* **DATA EXTRACT**:
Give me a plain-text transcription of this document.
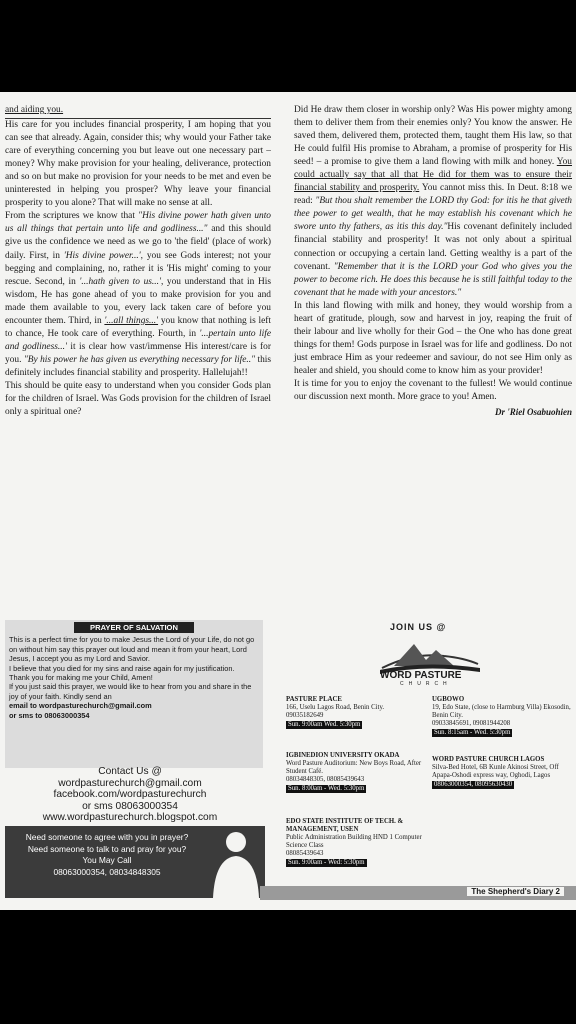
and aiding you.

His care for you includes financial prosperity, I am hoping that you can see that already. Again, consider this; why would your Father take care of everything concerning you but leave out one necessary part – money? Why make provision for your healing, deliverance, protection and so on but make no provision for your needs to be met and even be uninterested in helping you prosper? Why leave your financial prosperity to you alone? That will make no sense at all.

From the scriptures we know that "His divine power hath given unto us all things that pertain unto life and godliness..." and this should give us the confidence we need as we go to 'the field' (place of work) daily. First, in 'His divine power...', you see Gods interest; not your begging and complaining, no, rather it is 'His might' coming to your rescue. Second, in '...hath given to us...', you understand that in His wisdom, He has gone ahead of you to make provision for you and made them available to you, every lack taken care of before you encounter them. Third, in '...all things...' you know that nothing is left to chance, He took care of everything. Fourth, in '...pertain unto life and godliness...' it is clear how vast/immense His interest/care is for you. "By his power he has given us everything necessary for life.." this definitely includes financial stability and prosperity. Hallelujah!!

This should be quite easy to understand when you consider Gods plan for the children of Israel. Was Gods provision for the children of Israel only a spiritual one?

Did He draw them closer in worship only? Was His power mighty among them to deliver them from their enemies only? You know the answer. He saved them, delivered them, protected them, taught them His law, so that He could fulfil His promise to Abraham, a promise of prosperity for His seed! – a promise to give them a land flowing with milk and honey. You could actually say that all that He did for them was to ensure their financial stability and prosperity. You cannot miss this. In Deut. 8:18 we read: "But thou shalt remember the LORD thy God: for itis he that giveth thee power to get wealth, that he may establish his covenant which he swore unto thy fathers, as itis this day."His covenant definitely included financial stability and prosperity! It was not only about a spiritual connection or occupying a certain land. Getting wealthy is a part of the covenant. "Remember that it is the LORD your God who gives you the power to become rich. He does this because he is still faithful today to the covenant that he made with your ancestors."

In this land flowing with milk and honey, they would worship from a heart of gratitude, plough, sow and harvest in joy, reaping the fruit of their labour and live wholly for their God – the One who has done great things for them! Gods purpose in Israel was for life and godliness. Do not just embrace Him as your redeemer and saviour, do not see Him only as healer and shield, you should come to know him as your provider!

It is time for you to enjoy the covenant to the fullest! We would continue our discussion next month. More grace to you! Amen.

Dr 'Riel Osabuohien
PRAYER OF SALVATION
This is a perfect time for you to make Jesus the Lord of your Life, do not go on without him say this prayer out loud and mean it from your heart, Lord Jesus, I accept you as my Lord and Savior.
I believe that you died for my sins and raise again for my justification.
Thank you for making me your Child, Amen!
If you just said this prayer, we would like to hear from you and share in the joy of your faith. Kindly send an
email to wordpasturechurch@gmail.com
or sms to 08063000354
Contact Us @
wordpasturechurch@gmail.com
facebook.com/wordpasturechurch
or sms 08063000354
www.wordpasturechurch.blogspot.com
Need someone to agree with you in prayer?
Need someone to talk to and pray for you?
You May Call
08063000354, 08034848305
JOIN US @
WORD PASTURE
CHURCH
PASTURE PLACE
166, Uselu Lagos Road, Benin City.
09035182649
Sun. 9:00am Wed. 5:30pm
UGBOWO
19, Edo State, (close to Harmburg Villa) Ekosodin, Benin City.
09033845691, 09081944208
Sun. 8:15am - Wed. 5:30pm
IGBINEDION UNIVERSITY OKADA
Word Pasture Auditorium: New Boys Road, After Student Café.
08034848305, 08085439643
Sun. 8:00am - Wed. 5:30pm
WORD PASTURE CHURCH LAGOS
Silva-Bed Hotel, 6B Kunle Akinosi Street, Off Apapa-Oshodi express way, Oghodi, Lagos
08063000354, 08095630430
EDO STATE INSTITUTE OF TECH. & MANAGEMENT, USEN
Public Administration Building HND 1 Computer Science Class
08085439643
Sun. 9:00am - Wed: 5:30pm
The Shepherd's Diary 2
---
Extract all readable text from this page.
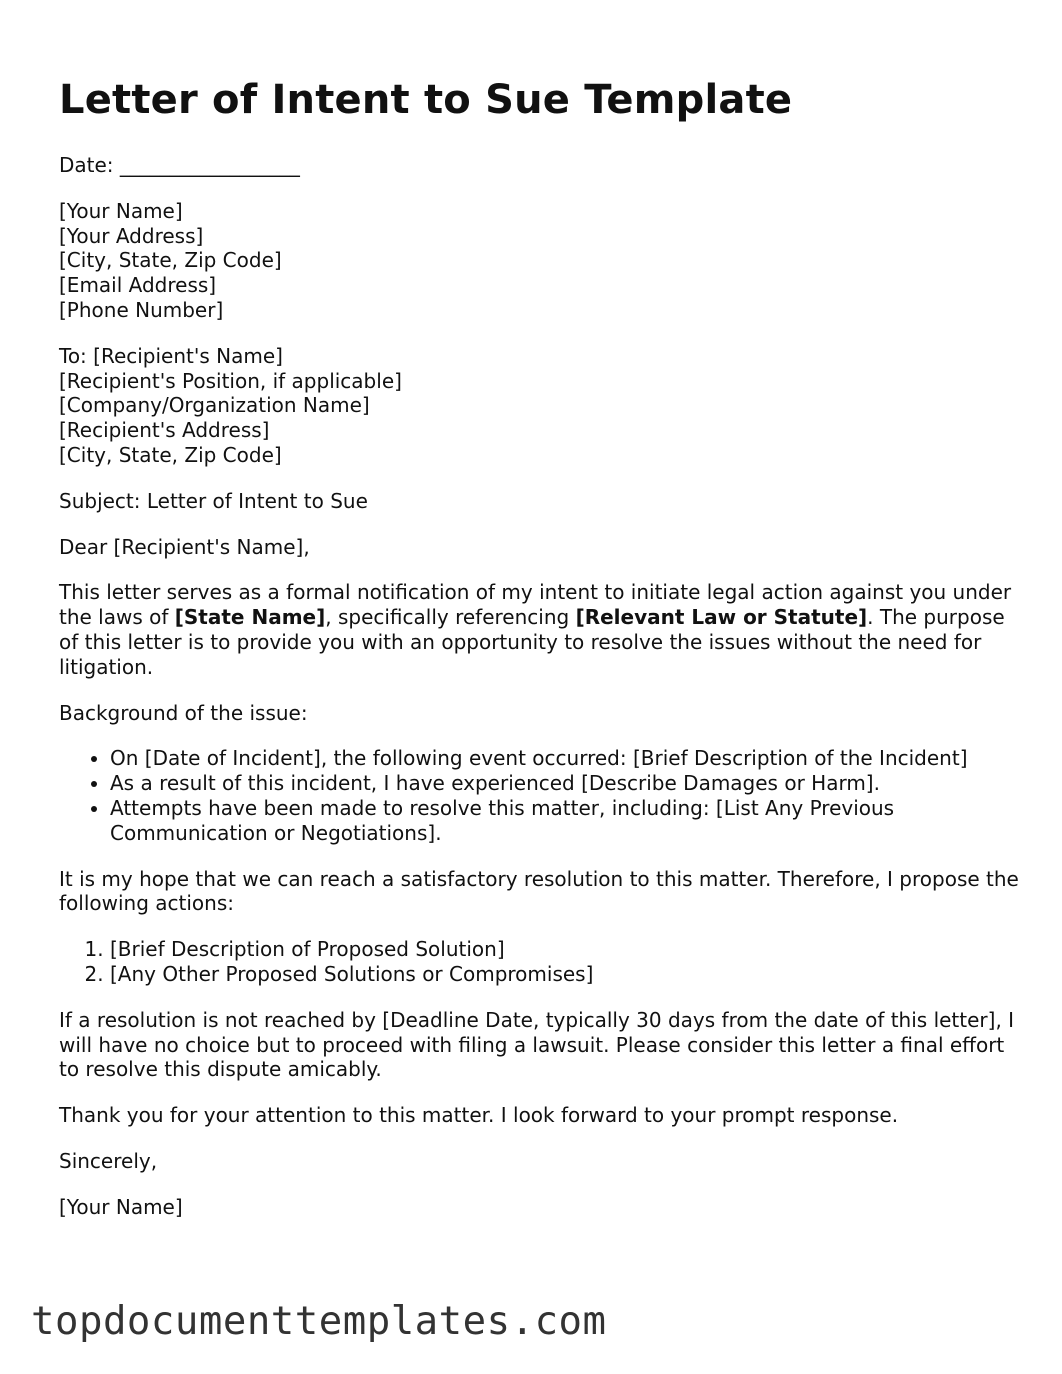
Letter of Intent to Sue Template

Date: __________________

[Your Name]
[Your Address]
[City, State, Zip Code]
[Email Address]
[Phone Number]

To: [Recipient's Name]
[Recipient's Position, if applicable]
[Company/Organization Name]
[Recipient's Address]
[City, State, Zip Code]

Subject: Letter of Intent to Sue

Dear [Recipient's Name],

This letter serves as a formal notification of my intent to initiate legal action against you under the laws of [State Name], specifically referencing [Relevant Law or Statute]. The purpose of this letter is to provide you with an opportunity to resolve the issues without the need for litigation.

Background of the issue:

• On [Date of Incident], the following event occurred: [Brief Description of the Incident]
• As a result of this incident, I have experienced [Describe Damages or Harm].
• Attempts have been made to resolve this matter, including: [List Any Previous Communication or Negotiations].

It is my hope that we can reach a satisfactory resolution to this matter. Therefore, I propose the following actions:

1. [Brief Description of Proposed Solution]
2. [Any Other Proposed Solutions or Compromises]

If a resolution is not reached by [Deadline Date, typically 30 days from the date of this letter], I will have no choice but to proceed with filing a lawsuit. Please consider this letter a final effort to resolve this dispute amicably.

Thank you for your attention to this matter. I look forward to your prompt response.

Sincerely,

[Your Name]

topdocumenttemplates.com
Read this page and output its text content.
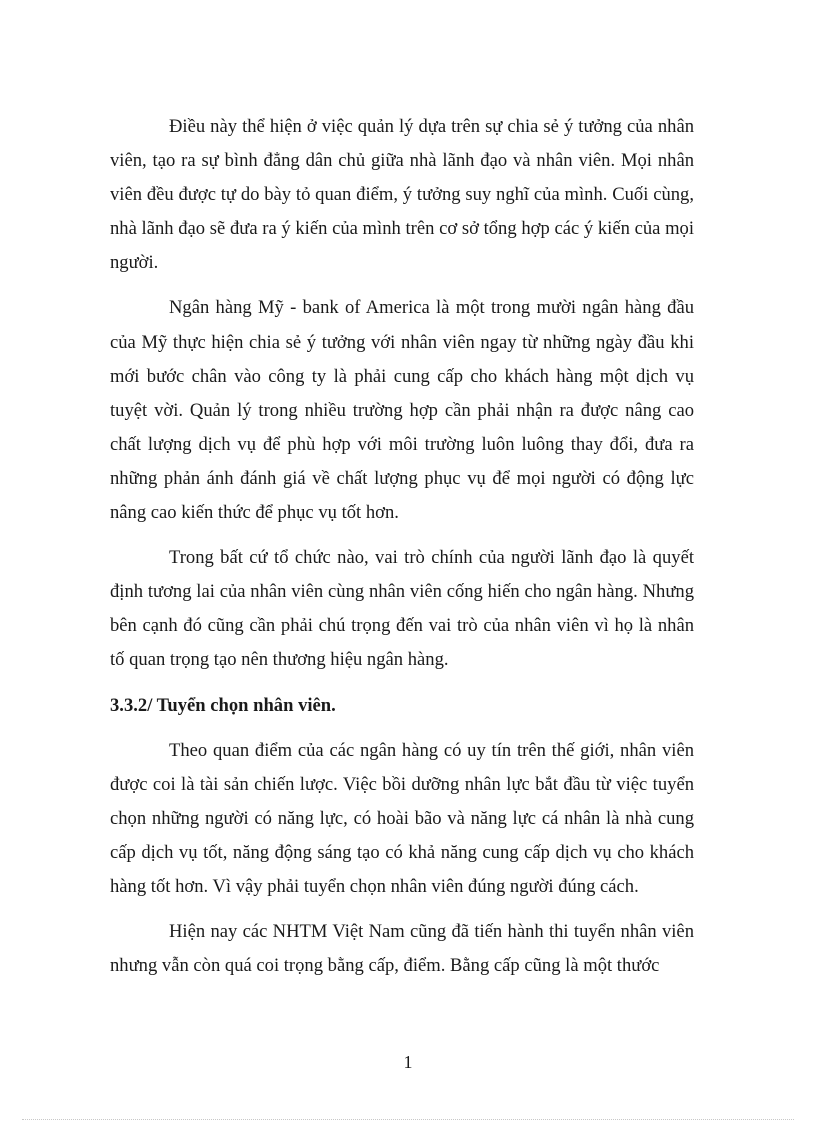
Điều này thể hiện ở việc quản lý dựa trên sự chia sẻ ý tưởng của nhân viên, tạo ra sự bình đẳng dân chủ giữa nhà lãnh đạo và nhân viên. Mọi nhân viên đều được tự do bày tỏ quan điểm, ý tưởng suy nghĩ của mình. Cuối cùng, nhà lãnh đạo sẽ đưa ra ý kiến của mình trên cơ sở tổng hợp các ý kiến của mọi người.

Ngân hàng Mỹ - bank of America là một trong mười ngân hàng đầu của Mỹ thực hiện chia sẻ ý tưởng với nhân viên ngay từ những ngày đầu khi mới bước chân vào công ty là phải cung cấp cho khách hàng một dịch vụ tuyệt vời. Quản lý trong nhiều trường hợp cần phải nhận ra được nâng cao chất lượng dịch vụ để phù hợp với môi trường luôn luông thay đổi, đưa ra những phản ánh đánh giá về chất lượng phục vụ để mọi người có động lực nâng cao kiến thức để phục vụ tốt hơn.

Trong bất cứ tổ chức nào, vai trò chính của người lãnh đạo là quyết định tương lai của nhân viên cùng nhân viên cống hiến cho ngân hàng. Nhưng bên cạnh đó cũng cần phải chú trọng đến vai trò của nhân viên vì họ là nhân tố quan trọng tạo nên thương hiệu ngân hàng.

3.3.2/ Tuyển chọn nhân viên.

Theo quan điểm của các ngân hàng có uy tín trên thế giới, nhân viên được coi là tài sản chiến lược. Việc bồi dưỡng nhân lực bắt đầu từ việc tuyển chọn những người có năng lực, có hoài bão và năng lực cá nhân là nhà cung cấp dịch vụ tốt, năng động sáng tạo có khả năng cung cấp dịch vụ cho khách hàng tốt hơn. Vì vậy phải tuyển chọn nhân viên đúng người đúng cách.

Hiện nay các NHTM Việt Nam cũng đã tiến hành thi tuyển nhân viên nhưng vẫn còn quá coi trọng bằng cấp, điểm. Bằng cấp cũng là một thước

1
==
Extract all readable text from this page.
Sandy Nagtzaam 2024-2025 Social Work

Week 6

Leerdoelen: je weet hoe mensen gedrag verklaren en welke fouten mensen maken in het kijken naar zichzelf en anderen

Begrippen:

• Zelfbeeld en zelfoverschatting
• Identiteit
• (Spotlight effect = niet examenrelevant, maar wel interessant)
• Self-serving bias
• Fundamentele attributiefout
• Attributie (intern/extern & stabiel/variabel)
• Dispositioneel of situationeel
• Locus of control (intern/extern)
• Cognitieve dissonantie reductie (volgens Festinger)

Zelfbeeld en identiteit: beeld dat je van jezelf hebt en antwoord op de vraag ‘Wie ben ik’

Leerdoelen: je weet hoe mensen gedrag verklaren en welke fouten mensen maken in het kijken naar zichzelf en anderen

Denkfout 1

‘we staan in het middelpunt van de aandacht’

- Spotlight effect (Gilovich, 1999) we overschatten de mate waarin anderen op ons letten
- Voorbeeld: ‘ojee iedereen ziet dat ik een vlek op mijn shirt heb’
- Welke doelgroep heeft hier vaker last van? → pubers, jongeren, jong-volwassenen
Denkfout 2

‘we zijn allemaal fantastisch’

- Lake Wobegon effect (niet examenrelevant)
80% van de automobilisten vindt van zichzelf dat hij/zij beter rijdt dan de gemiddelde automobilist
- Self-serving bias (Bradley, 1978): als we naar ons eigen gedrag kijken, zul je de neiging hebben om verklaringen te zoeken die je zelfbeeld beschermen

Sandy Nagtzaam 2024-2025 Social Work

* **INSTRUCTIONS TO FOLLOW**:
Filter the records, keeping only lines that contain "effect", and show those lines.

* **CORRECT OUTPUT**:
• (Spotlight effect = niet examenrelevant, maar wel interessant)
- Spotlight effect (Gilovich, 1999) we overschatten de mate waarin anderen op ons letten
- Lake Wobegon effect (niet examenrelevant)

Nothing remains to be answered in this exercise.